Problem: Copy out exactly the lines from the line containing "Type out the text in this image." to the end of the listing.

Task inputs:
============
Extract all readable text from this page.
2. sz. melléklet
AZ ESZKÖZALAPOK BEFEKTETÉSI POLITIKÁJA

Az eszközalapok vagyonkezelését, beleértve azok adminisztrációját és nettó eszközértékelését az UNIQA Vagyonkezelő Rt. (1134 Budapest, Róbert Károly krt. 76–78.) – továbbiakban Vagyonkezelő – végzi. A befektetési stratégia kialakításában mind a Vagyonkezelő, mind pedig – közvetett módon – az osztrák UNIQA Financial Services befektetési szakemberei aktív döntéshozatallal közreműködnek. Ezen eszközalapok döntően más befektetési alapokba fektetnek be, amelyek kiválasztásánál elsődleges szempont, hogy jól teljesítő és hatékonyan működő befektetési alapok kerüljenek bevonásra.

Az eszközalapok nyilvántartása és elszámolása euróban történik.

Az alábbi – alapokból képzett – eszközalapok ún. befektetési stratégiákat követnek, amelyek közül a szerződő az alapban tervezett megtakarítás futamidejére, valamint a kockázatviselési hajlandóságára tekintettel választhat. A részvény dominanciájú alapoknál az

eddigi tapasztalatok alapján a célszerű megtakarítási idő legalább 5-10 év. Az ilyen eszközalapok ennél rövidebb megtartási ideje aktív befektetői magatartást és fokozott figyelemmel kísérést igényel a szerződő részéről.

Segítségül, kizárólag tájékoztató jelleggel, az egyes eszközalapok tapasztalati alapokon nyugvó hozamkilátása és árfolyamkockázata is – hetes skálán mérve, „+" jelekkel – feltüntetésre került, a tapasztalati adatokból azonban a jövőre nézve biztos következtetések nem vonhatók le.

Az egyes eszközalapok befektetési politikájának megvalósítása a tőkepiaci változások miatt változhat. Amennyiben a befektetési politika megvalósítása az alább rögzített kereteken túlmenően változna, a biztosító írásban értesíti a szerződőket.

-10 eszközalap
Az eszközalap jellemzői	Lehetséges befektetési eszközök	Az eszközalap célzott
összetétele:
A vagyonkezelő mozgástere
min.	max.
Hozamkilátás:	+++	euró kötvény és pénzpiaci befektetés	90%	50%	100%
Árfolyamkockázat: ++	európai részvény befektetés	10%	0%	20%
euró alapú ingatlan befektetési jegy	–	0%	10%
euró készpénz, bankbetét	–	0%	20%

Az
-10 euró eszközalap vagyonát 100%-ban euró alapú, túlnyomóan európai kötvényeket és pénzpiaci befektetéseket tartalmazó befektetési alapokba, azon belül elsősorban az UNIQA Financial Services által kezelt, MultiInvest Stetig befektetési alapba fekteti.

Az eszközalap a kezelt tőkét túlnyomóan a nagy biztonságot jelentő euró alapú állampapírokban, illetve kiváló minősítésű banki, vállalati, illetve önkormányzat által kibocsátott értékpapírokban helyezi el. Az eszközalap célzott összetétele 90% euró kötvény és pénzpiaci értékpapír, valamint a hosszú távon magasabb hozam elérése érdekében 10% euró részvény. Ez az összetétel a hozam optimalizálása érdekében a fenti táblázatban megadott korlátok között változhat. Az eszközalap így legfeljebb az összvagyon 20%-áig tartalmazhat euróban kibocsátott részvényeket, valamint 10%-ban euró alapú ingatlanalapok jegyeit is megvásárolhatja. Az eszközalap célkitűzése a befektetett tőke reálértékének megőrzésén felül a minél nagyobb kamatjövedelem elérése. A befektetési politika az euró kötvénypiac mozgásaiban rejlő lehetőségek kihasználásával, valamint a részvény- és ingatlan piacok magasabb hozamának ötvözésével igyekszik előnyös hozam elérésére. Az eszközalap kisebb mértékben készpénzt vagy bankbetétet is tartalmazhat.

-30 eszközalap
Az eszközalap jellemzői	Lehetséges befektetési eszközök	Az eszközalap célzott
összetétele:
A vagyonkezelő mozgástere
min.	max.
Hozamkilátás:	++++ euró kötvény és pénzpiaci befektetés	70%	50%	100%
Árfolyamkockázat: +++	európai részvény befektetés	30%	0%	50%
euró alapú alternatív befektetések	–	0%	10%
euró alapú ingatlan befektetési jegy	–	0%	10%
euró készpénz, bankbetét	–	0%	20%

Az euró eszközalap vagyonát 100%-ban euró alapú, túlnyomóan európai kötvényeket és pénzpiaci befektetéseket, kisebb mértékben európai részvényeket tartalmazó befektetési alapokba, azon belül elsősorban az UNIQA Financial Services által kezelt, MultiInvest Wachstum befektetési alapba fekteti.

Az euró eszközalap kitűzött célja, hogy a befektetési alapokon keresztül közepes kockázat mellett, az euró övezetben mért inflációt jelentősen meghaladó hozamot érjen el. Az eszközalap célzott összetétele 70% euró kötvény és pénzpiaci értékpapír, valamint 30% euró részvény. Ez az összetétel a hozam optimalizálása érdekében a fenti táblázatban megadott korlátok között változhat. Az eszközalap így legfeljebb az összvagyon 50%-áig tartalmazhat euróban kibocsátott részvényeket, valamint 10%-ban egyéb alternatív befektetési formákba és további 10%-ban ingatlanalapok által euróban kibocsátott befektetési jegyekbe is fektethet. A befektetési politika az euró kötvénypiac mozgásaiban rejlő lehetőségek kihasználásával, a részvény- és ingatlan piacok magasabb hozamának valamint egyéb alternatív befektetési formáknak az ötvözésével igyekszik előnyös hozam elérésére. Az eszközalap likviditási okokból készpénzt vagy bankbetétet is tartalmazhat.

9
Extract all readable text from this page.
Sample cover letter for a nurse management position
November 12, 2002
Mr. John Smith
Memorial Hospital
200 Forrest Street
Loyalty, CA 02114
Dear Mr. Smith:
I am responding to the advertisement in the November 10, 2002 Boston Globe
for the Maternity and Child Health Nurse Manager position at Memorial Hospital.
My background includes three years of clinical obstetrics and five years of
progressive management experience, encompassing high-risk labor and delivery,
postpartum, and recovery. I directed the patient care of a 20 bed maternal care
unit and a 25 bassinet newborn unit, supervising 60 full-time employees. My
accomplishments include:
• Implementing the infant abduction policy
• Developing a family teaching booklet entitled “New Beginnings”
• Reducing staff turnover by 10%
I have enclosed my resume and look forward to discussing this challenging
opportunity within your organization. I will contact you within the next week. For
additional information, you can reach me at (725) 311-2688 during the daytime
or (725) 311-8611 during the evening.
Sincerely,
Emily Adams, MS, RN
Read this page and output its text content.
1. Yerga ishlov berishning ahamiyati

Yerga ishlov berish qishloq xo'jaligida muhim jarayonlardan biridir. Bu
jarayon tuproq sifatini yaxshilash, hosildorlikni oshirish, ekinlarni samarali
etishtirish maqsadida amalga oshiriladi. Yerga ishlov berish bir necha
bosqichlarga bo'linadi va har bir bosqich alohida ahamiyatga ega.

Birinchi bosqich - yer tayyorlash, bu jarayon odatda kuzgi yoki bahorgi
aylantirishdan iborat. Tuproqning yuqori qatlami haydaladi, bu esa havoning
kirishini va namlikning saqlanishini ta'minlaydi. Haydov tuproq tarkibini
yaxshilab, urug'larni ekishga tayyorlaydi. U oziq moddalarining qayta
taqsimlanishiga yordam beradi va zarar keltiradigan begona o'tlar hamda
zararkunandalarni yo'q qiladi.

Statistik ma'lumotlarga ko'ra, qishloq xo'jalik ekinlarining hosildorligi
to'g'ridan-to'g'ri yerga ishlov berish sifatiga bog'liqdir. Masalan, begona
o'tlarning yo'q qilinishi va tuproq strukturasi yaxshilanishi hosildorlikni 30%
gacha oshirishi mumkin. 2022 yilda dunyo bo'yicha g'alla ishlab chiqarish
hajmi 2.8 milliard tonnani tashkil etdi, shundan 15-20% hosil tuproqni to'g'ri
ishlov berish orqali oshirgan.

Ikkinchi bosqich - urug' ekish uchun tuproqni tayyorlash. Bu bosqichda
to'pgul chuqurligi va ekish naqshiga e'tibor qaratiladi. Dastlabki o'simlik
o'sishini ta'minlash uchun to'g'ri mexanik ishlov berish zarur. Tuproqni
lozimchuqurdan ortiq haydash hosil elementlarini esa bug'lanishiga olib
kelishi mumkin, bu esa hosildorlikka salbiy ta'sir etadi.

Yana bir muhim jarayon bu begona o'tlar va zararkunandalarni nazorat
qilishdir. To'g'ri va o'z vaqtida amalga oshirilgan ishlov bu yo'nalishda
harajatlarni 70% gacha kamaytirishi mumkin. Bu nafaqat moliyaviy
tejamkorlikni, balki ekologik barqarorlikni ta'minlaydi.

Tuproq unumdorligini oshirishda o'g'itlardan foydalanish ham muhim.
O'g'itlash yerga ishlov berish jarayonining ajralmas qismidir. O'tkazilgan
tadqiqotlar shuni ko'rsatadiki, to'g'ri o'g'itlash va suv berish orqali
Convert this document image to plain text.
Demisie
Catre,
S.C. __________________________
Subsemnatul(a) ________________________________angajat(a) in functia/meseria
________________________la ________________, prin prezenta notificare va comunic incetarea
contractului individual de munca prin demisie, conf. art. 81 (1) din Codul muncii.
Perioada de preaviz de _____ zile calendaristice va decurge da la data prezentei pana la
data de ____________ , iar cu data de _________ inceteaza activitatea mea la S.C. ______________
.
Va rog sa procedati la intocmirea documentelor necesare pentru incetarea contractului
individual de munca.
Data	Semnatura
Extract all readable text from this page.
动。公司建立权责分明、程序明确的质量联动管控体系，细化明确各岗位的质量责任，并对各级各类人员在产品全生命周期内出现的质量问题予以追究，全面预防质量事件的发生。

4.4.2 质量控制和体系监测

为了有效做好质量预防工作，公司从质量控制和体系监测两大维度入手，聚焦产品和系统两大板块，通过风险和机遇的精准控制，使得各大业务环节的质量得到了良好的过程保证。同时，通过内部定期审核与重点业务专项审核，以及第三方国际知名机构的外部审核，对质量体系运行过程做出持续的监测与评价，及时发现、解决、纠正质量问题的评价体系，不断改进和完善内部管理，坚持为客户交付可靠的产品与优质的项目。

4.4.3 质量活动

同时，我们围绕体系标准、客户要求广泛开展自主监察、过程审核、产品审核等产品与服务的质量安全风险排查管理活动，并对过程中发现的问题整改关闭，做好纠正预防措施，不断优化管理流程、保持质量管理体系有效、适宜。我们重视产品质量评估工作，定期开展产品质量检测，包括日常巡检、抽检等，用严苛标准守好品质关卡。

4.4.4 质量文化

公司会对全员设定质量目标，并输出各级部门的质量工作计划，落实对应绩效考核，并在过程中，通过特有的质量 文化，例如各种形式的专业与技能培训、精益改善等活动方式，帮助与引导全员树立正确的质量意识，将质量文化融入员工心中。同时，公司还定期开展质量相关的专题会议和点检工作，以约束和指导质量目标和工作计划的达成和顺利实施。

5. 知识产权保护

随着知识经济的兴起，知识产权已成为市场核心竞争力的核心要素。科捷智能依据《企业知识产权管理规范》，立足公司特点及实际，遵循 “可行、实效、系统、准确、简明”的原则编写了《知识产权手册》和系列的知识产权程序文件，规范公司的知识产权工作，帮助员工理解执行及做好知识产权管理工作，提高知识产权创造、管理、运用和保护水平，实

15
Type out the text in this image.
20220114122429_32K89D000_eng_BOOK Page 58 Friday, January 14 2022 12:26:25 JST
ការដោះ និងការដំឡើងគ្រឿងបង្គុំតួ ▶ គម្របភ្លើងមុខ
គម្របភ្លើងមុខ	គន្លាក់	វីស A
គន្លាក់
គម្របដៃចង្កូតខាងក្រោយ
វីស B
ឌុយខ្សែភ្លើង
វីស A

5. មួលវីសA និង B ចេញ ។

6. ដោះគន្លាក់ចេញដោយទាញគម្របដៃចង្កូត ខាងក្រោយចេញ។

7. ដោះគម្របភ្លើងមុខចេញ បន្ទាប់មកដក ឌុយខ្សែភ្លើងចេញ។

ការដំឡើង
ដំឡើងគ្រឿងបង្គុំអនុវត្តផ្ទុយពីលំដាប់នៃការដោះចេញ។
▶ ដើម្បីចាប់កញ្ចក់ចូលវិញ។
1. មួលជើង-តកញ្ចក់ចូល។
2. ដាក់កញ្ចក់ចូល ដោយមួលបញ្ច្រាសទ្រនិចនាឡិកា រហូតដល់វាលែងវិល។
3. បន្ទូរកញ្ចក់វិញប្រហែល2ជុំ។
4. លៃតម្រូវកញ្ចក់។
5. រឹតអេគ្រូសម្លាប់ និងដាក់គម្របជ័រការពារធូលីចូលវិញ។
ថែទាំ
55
============
Finished task:
Type out the text in this image.
20220114122429_32K89D000_eng_BOOK Page 58 Friday, January 14 2022 12:26:25 JST
ការដោះ និងការដំឡើងគ្រឿងបង្គុំតួ ▶ គម្របភ្លើងមុខ
គម្របភ្លើងមុខ	គន្លាក់	វីស A
គន្លាក់
គម្របដៃចង្កូតខាងក្រោយ
វីស B
ឌុយខ្សែភ្លើង
វីស A

5. មួលវីសA និង B ចេញ ។

6. ដោះគន្លាក់ចេញដោយទាញគម្របដៃចង្កូត ខាងក្រោយចេញ។

7. ដោះគម្របភ្លើងមុខចេញ បន្ទាប់មកដក ឌុយខ្សែភ្លើងចេញ។

ការដំឡើង
ដំឡើងគ្រឿងបង្គុំអនុវត្តផ្ទុយពីលំដាប់នៃការដោះចេញ។
▶ ដើម្បីចាប់កញ្ចក់ចូលវិញ។
1. មួលជើង-តកញ្ចក់ចូល។
2. ដាក់កញ្ចក់ចូល ដោយមួលបញ្ច្រាសទ្រនិចនាឡិកា រហូតដល់វាលែងវិល។
3. បន្ទូរកញ្ចក់វិញប្រហែល2ជុំ។
4. លៃតម្រូវកញ្ចក់។
5. រឹតអេគ្រូសម្លាប់ និងដាក់គម្របជ័រការពារធូលីចូលវិញ។
ថែទាំ
55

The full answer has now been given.